WRITTEN TASK: Identify the lines that contain the string "εργαλείο", then copy each of them.

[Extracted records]
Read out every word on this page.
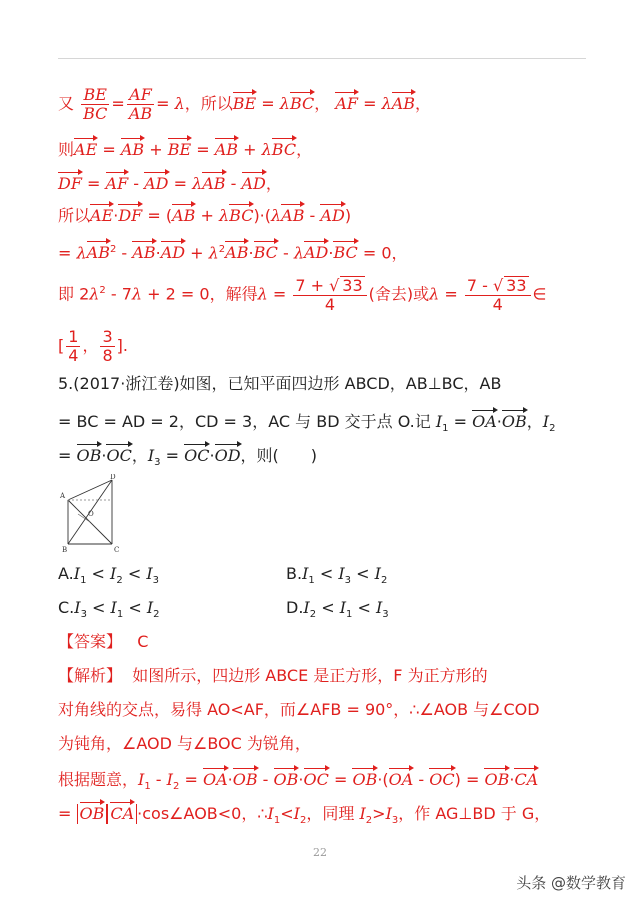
又 $\frac{BE}{BC} = \frac{AF}{AB} = \lambda$，所以BE = λBC， AF = λAB，
则AE = AB + BE = AB + λBC，
DF = AF - AD = λAB - AD，
所以AE·DF = (AB + λBC)·(λAB - AD)
= $\lambda AB^2 - AB\cdot AD + \lambda^2AB\cdot BC - \lambda AD\cdot BC = 0$，
即 $2\lambda^2 - 7\lambda + 2 = 0$，解得$\lambda = \frac{7 + √ 33}{4}$ (舍去)或$\lambda = \frac{7 - √ 33}{4}$ ∈
[ $\frac{1}{4}$ ， $\frac{3}{8}$ ].
5.(2017·浙江卷)如图，已知平面四边形 ABCD，AB⊥BC，AB
= BC = AD = 2，CD = 3，AC 与 BD 交于点 O.记 $I_1 = OA\cdot OB$，$I_2$
= OB·OC，$I_3 = OC\cdot OD$，则(　　)
A
B	C
D
O
$A.I_1 < I_2 < I_3$	$B.I_1 < I_3 < I_2$
$C.I_3 < I_1 < I_2$	$D.I_2 < I_1 < I_3$
【答案】 C
【解析】 如图所示，四边形 ABCE 是正方形，F 为正方形的
对角线的交点，易得 AO<AF，而∠AFB = 90°，∴∠AOB 与∠COD
为钝角，∠AOD 与∠BOC 为锐角，
根据题意，$I_1 - I_2 = OA\cdot OB - OB\cdot OC = OB\cdot(OA - OC) = OB\cdot CA$
= OB CA ·cos∠AOB<0，$\therefore I_1<I_2$，同理 $I_2>I_3$，作 AG⊥BD 于 G，
22
头条 @数学教育
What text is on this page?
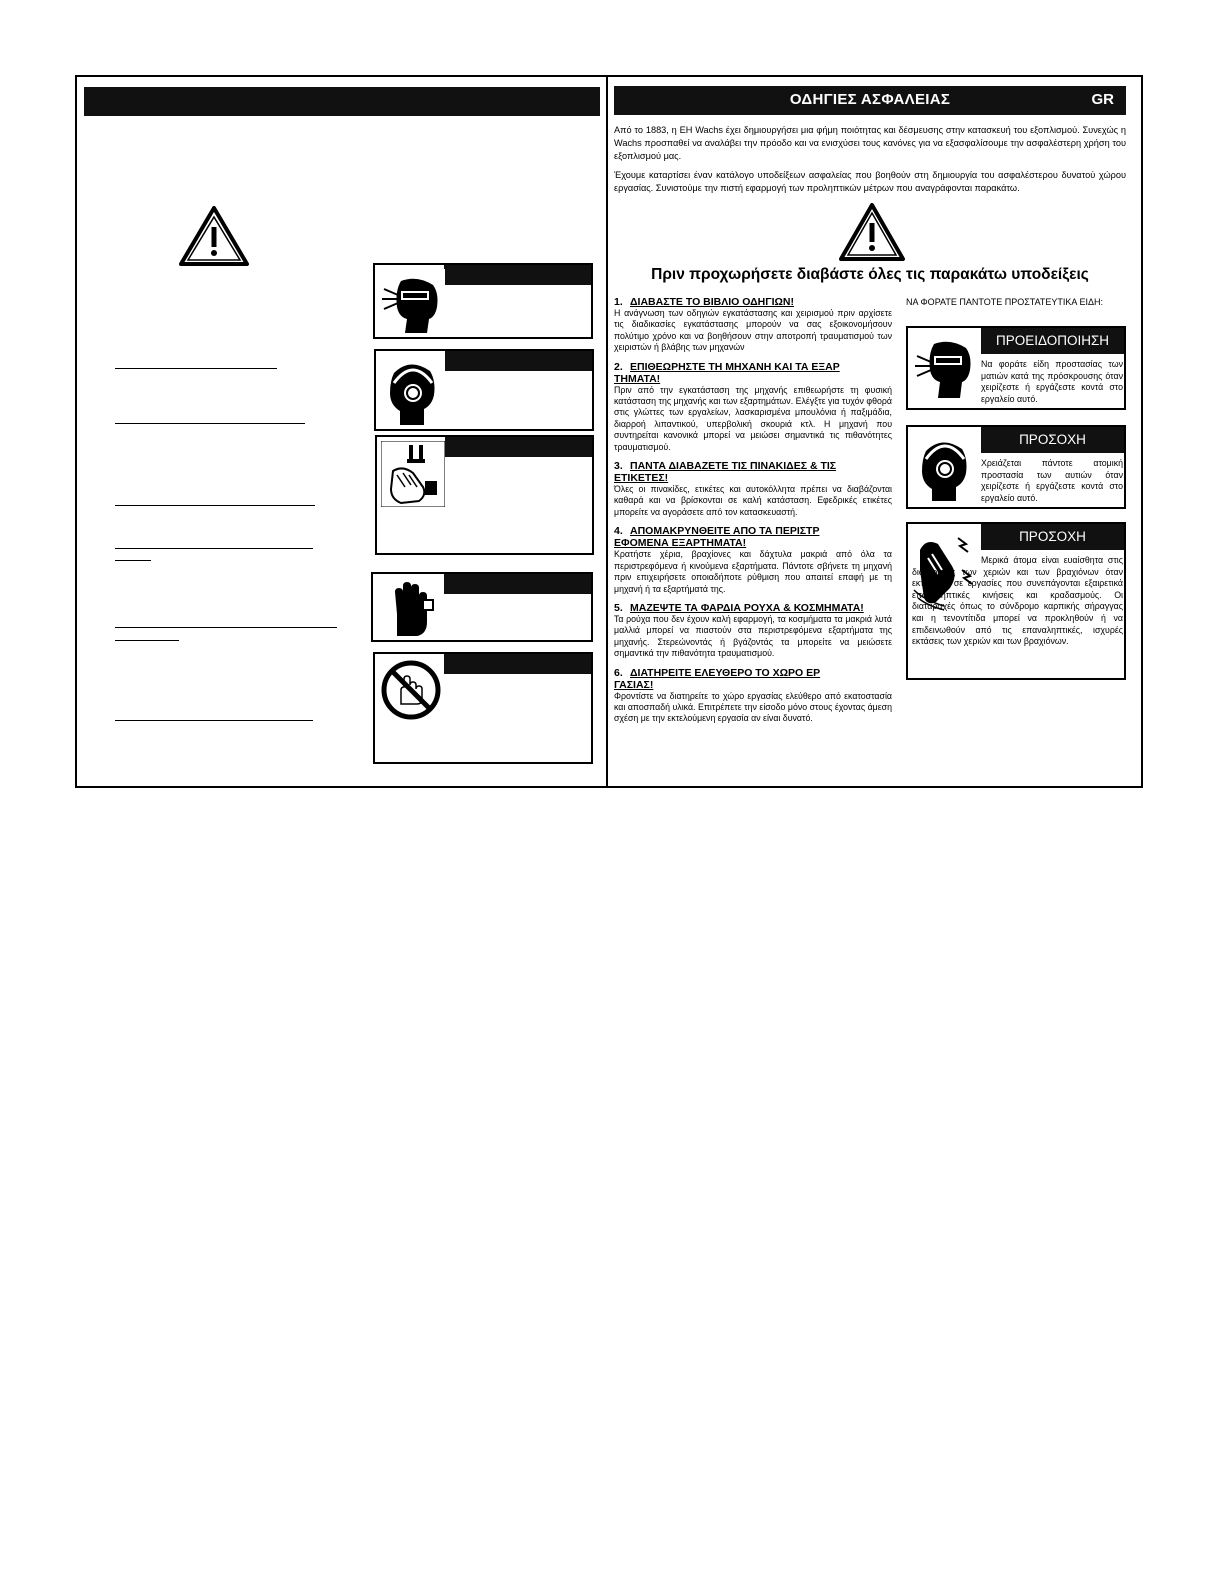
ΟΔΗΓΙΕΣ ΑΣΦΑΛΕΙΑΣ	GR
Από το 1883, η EH Wachs έχει δημιουργήσει μια φήμη ποιότητας και δέσμευσης στην κατασκευή του εξοπλισμού. Συνεχώς η Wachs προσπαθεί να αναλάβει την πρόοδο και να ενισχύσει τους κανόνες για να εξασφαλίσουμε την ασφαλέστερη χρήση του εξοπλισμού μας.
Έχουμε καταρτίσει έναν κατάλογο υποδείξεων ασφαλείας που βοηθούν στη δημιουργία του ασφαλέστερου δυνατού χώρου εργασίας. Συνιστούμε την πιστή εφαρμογή των προληπτικών μέτρων που αναγράφονται παρακάτω.
Πριν προχωρήσετε διαβάστε όλες τις παρακάτω υποδείξεις
1. ΔΙΑΒΑΣΤΕ ΤΟ ΒΙΒΛΙΟ ΟΔΗΓΙΩΝ!
Η ανάγνωση των οδηγιών εγκατάστασης και χειρισμού πριν αρχίσετε τις διαδικασίες εγκατάστασης μπορούν να σας εξοικονομήσουν πολύτιμο χρόνο και να βοηθήσουν στην αποτροπή τραυματισμού των χειριστών ή βλάβης των μηχανών
2. ΕΠΙΘΕΩΡΗΣΤΕ ΤΗ ΜΗΧΑΝΗ ΚΑΙ ΤΑ ΕΞΑΡ
ΤΗΜΑΤΑ!
Πριν από την εγκατάσταση της μηχανής επιθεωρήστε τη φυσική κατάσταση της μηχανής και των εξαρτημάτων. Ελέγξτε για τυχόν φθορά στις γλώττες των εργαλείων, λασκαρισμένα μπουλόνια ή παξιμάδια, διαρροή λιπαντικού, υπερβολική σκουριά κτλ. Η μηχανή που συντηρείται κανονικά μπορεί να μειώσει σημαντικά τις πιθανότητες τραυματισμού.
3. ΠΑΝΤΑ ΔΙΑΒΑΖΕΤΕ ΤΙΣ ΠΙΝΑΚΙΔΕΣ & ΤΙΣ
ΕΤΙΚΕΤΕΣ!
Όλες οι πινακίδες, ετικέτες και αυτοκόλλητα πρέπει να διαβάζονται καθαρά και να βρίσκονται σε καλή κατάσταση. Εφεδρικές ετικέτες μπορείτε να αγοράσετε από τον κατασκευαστή.
4. ΑΠΟΜΑΚΡΥΝΘΕΙΤΕ ΑΠΟ ΤΑ ΠΕΡΙΣΤΡ
ΕΦΟΜΕΝΑ ΕΞΑΡΤΗΜΑΤΑ!
Κρατήστε χέρια, βραχίονες και δάχτυλα μακριά από όλα τα περιστρεφόμενα ή κινούμενα εξαρτήματα. Πάντοτε σβήνετε τη μηχανή πριν επιχειρήσετε οποιαδήποτε ρύθμιση που απαιτεί επαφή με τη μηχανή ή τα εξαρτήματά της.
5. ΜΑΖΕΨΤΕ ΤΑ ΦΑΡΔΙΑ ΡΟΥΧΑ & ΚΟΣΜΗΜΑΤΑ!
Τα ρούχα που δεν έχουν καλή εφαρμογή, τα κοσμήματα τα μακριά λυτά μαλλιά μπορεί να πιαστούν στα περιστρεφόμενα εξαρτήματα της μηχανής. Στερεώνοντάς ή βγάζοντάς τα μπορείτε να μειώσετε σημαντικά την πιθανότητα τραυματισμού.
6. ΔΙΑΤΗΡΕΙΤΕ ΕΛΕΥΘΕΡΟ ΤΟ ΧΩΡΟ ΕΡ
ΓΑΣΙΑΣ!
Φροντίστε να διατηρείτε το χώρο εργασίας ελεύθερο από εκατοστασία και αποσπαδή υλικά. Επιτρέπετε την είσοδο μόνο στους έχοντας άμεση σχέση με την εκτελούμενη εργασία αν είναι δυνατό.
ΝΑ ΦΟΡΑΤΕ ΠΑΝΤΟΤΕ ΠΡΟΣΤΑΤΕΥΤΙΚΑ ΕΙΔΗ:
ΠΡΟΕΙΔΟΠΟΙΗΣΗ
Να φοράτε είδη προστασίας των ματιών κατά της πρόσκρουσης όταν χειρίζεστε ή εργάζεστε κοντά στο εργαλείο αυτό.
ΠΡΟΣΟΧΗ
Χρειάζεται πάντοτε ατομική προστασία των αυτιών όταν χειρίζεστε ή εργάζεστε κοντά στο εργαλείο αυτό.
ΠΡΟΣΟΧΗ
Μερικά άτομα είναι ευαίσθητα στις διαταραχές των χεριών και των βραχιόνων όταν εκτίθενται σε εργασίες που συνεπάγονται εξαιρετικά επαναληπτικές κινήσεις και κραδασμούς. Οι διαταραχές όπως το σύνδρομο καρπικής σήραγγας και η τενοντίτιδα μπορεί να προκληθούν ή να επιδεινωθούν από τις επαναληπτικές, ισχυρές εκτάσεις των χεριών και των βραχιόνων.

COMPLETED EXERCISE:
Να φοράτε είδη προστασίας των ματιών κατά της πρόσκρουσης όταν χειρίζεστε ή εργάζεστε κοντά στο εργαλείο αυτό.
Χρειάζεται πάντοτε ατομική προστασία των αυτιών όταν χειρίζεστε ή εργάζεστε κοντά στο εργαλείο αυτό.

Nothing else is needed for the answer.